> **PROBLEM TO SOLVE**
Word for word, retype every entry in the listing.

----- RECORDS SHOWN

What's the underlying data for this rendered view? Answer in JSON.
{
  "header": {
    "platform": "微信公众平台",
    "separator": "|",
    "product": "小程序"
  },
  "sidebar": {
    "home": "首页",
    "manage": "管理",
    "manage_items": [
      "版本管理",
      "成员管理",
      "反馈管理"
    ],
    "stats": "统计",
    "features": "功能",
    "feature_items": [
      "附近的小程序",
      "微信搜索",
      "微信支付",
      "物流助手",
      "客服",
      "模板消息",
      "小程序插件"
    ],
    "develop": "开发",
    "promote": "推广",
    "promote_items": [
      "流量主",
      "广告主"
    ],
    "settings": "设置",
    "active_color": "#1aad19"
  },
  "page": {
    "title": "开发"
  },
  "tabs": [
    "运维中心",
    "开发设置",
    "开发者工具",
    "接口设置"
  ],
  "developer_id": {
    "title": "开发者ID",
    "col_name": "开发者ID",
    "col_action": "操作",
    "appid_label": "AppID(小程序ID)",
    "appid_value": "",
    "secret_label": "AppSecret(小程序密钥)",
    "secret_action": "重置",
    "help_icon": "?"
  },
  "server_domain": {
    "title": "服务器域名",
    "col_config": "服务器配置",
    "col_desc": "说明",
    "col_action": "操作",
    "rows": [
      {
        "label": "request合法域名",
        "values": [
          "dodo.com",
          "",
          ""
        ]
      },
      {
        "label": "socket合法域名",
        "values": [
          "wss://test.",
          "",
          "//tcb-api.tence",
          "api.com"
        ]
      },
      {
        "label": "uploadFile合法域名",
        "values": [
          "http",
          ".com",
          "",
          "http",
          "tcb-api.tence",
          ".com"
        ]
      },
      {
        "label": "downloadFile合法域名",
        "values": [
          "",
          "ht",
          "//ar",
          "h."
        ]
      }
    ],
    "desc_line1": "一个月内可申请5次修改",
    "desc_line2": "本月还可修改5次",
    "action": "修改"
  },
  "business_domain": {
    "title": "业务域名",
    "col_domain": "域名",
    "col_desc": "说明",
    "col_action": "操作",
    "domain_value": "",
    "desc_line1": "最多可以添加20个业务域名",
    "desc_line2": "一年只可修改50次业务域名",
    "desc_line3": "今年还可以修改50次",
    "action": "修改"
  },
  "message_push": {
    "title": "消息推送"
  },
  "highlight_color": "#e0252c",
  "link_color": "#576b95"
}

----------

> **PROBLEM SOLUTION**
What's the underlying data for this rendered view? Answer in JSON.
{
  "header": {
    "platform": "微信公众平台",
    "separator": "|",
    "product": "小程序"
  },
  "sidebar": {
    "home": "首页",
    "manage": "管理",
    "manage_items": [
      "版本管理",
      "成员管理",
      "反馈管理"
    ],
    "stats": "统计",
    "features": "功能",
    "feature_items": [
      "附近的小程序",
      "微信搜索",
      "微信支付",
      "物流助手",
      "客服",
      "模板消息",
      "小程序插件"
    ],
    "develop": "开发",
    "promote": "推广",
    "promote_items": [
      "流量主",
      "广告主"
    ],
    "settings": "设置",
    "active_color": "#1aad19"
  },
  "page": {
    "title": "开发"
  },
  "tabs": [
    "运维中心",
    "开发设置",
    "开发者工具",
    "接口设置"
  ],
  "developer_id": {
    "title": "开发者ID",
    "col_name": "开发者ID",
    "col_action": "操作",
    "appid_label": "AppID(小程序ID)",
    "appid_value": "",
    "secret_label": "AppSecret(小程序密钥)",
    "secret_action": "重置",
    "help_icon": "?"
  },
  "server_domain": {
    "title": "服务器域名",
    "col_config": "服务器配置",
    "col_desc": "说明",
    "col_action": "操作",
    "rows": [
      {
        "label": "request合法域名",
        "values": [
          "dodo.com",
          "",
          ""
        ]
      },
      {
        "label": "socket合法域名",
        "values": [
          "wss://test.",
          "",
          "//tcb-api.tence",
          "api.com"
        ]
      },
      {
        "label": "uploadFile合法域名",
        "values": [
          "http",
          ".com",
          "",
          "http",
          "tcb-api.tence",
          ".com"
        ]
      },
      {
        "label": "downloadFile合法域名",
        "values": [
          "",
          "ht",
          "//ar",
          "h."
        ]
      }
    ],
    "desc_line1": "一个月内可申请5次修改",
    "desc_line2": "本月还可修改5次",
    "action": "修改"
  },
  "business_domain": {
    "title": "业务域名",
    "col_domain": "域名",
    "col_desc": "说明",
    "col_action": "操作",
    "domain_value": "",
    "desc_line1": "最多可以添加20个业务域名",
    "desc_line2": "一年只可修改50次业务域名",
    "desc_line3": "今年还可以修改50次",
    "action": "修改"
  },
  "message_push": {
    "title": "消息推送"
  },
  "highlight_color": "#e0252c",
  "link_color": "#576b95"
}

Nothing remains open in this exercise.